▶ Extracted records
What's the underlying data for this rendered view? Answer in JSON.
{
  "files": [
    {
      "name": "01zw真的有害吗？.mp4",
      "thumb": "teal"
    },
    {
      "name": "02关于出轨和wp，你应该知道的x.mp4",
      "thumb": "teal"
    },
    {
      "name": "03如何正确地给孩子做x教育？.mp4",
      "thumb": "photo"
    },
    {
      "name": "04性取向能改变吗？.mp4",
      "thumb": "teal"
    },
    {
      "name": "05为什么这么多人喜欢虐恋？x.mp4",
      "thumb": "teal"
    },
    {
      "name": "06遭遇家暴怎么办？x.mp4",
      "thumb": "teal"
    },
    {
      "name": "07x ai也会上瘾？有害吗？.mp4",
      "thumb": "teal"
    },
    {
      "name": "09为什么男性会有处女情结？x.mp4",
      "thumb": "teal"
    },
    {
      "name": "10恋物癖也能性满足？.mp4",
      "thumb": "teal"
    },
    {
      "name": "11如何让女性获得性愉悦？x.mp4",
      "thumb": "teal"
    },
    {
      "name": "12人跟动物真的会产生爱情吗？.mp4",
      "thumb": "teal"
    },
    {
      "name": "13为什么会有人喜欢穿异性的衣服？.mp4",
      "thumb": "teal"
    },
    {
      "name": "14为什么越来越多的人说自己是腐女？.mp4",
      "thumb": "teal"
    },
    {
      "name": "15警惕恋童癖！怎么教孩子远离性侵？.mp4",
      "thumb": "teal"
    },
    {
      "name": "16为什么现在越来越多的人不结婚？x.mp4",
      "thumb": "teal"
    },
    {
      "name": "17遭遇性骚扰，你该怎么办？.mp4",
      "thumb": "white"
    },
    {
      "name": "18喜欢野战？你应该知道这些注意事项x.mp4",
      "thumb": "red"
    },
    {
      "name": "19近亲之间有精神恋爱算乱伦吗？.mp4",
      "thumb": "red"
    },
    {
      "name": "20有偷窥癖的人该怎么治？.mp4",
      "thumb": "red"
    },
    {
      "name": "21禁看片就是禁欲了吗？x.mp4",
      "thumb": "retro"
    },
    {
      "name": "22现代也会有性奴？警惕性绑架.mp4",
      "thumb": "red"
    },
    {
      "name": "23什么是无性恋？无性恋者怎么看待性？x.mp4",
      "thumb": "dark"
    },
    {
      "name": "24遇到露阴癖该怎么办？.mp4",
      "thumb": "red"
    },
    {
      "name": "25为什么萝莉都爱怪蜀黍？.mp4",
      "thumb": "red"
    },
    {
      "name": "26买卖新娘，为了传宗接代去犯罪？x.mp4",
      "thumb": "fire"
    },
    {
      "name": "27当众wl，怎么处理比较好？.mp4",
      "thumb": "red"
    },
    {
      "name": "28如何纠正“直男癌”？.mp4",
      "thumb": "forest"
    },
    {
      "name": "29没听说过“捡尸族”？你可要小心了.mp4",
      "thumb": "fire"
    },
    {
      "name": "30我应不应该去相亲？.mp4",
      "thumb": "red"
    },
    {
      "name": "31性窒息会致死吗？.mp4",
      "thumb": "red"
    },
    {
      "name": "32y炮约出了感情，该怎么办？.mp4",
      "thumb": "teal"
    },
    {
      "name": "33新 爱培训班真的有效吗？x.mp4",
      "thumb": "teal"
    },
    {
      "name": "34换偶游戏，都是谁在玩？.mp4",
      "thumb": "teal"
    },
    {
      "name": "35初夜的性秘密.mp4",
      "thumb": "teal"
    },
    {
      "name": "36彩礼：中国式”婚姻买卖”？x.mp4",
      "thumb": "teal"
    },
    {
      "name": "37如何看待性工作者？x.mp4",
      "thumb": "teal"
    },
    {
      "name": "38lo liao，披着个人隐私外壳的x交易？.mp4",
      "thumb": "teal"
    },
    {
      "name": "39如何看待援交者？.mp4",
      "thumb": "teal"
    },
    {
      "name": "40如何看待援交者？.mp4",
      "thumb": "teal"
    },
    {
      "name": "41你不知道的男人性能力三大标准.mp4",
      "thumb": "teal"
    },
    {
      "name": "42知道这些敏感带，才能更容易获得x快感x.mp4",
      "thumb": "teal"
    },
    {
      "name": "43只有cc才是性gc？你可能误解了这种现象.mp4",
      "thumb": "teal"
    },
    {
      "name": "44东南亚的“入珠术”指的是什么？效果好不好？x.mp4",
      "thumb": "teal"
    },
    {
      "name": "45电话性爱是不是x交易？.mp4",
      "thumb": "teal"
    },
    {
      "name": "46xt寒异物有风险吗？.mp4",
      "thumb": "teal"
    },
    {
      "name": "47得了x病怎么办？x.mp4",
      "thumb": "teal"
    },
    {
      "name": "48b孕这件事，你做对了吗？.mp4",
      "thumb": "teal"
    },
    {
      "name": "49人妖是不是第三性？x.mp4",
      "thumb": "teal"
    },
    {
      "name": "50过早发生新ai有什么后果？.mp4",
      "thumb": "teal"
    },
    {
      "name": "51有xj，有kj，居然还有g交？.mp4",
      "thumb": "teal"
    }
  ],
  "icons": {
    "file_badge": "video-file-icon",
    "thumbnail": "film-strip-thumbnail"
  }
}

▶ Exercise
Reproduce each line verbatim.

▶ Solution to this problem
What's the underlying data for this rendered view? Answer in JSON.
{
  "files": [
    {
      "name": "01zw真的有害吗？.mp4",
      "thumb": "teal"
    },
    {
      "name": "02关于出轨和wp，你应该知道的x.mp4",
      "thumb": "teal"
    },
    {
      "name": "03如何正确地给孩子做x教育？.mp4",
      "thumb": "photo"
    },
    {
      "name": "04性取向能改变吗？.mp4",
      "thumb": "teal"
    },
    {
      "name": "05为什么这么多人喜欢虐恋？x.mp4",
      "thumb": "teal"
    },
    {
      "name": "06遭遇家暴怎么办？x.mp4",
      "thumb": "teal"
    },
    {
      "name": "07x ai也会上瘾？有害吗？.mp4",
      "thumb": "teal"
    },
    {
      "name": "09为什么男性会有处女情结？x.mp4",
      "thumb": "teal"
    },
    {
      "name": "10恋物癖也能性满足？.mp4",
      "thumb": "teal"
    },
    {
      "name": "11如何让女性获得性愉悦？x.mp4",
      "thumb": "teal"
    },
    {
      "name": "12人跟动物真的会产生爱情吗？.mp4",
      "thumb": "teal"
    },
    {
      "name": "13为什么会有人喜欢穿异性的衣服？.mp4",
      "thumb": "teal"
    },
    {
      "name": "14为什么越来越多的人说自己是腐女？.mp4",
      "thumb": "teal"
    },
    {
      "name": "15警惕恋童癖！怎么教孩子远离性侵？.mp4",
      "thumb": "teal"
    },
    {
      "name": "16为什么现在越来越多的人不结婚？x.mp4",
      "thumb": "teal"
    },
    {
      "name": "17遭遇性骚扰，你该怎么办？.mp4",
      "thumb": "white"
    },
    {
      "name": "18喜欢野战？你应该知道这些注意事项x.mp4",
      "thumb": "red"
    },
    {
      "name": "19近亲之间有精神恋爱算乱伦吗？.mp4",
      "thumb": "red"
    },
    {
      "name": "20有偷窥癖的人该怎么治？.mp4",
      "thumb": "red"
    },
    {
      "name": "21禁看片就是禁欲了吗？x.mp4",
      "thumb": "retro"
    },
    {
      "name": "22现代也会有性奴？警惕性绑架.mp4",
      "thumb": "red"
    },
    {
      "name": "23什么是无性恋？无性恋者怎么看待性？x.mp4",
      "thumb": "dark"
    },
    {
      "name": "24遇到露阴癖该怎么办？.mp4",
      "thumb": "red"
    },
    {
      "name": "25为什么萝莉都爱怪蜀黍？.mp4",
      "thumb": "red"
    },
    {
      "name": "26买卖新娘，为了传宗接代去犯罪？x.mp4",
      "thumb": "fire"
    },
    {
      "name": "27当众wl，怎么处理比较好？.mp4",
      "thumb": "red"
    },
    {
      "name": "28如何纠正“直男癌”？.mp4",
      "thumb": "forest"
    },
    {
      "name": "29没听说过“捡尸族”？你可要小心了.mp4",
      "thumb": "fire"
    },
    {
      "name": "30我应不应该去相亲？.mp4",
      "thumb": "red"
    },
    {
      "name": "31性窒息会致死吗？.mp4",
      "thumb": "red"
    },
    {
      "name": "32y炮约出了感情，该怎么办？.mp4",
      "thumb": "teal"
    },
    {
      "name": "33新 爱培训班真的有效吗？x.mp4",
      "thumb": "teal"
    },
    {
      "name": "34换偶游戏，都是谁在玩？.mp4",
      "thumb": "teal"
    },
    {
      "name": "35初夜的性秘密.mp4",
      "thumb": "teal"
    },
    {
      "name": "36彩礼：中国式”婚姻买卖”？x.mp4",
      "thumb": "teal"
    },
    {
      "name": "37如何看待性工作者？x.mp4",
      "thumb": "teal"
    },
    {
      "name": "38lo liao，披着个人隐私外壳的x交易？.mp4",
      "thumb": "teal"
    },
    {
      "name": "39如何看待援交者？.mp4",
      "thumb": "teal"
    },
    {
      "name": "40如何看待援交者？.mp4",
      "thumb": "teal"
    },
    {
      "name": "41你不知道的男人性能力三大标准.mp4",
      "thumb": "teal"
    },
    {
      "name": "42知道这些敏感带，才能更容易获得x快感x.mp4",
      "thumb": "teal"
    },
    {
      "name": "43只有cc才是性gc？你可能误解了这种现象.mp4",
      "thumb": "teal"
    },
    {
      "name": "44东南亚的“入珠术”指的是什么？效果好不好？x.mp4",
      "thumb": "teal"
    },
    {
      "name": "45电话性爱是不是x交易？.mp4",
      "thumb": "teal"
    },
    {
      "name": "46xt寒异物有风险吗？.mp4",
      "thumb": "teal"
    },
    {
      "name": "47得了x病怎么办？x.mp4",
      "thumb": "teal"
    },
    {
      "name": "48b孕这件事，你做对了吗？.mp4",
      "thumb": "teal"
    },
    {
      "name": "49人妖是不是第三性？x.mp4",
      "thumb": "teal"
    },
    {
      "name": "50过早发生新ai有什么后果？.mp4",
      "thumb": "teal"
    },
    {
      "name": "51有xj，有kj，居然还有g交？.mp4",
      "thumb": "teal"
    }
  ],
  "icons": {
    "file_badge": "video-file-icon",
    "thumbnail": "film-strip-thumbnail"
  }
}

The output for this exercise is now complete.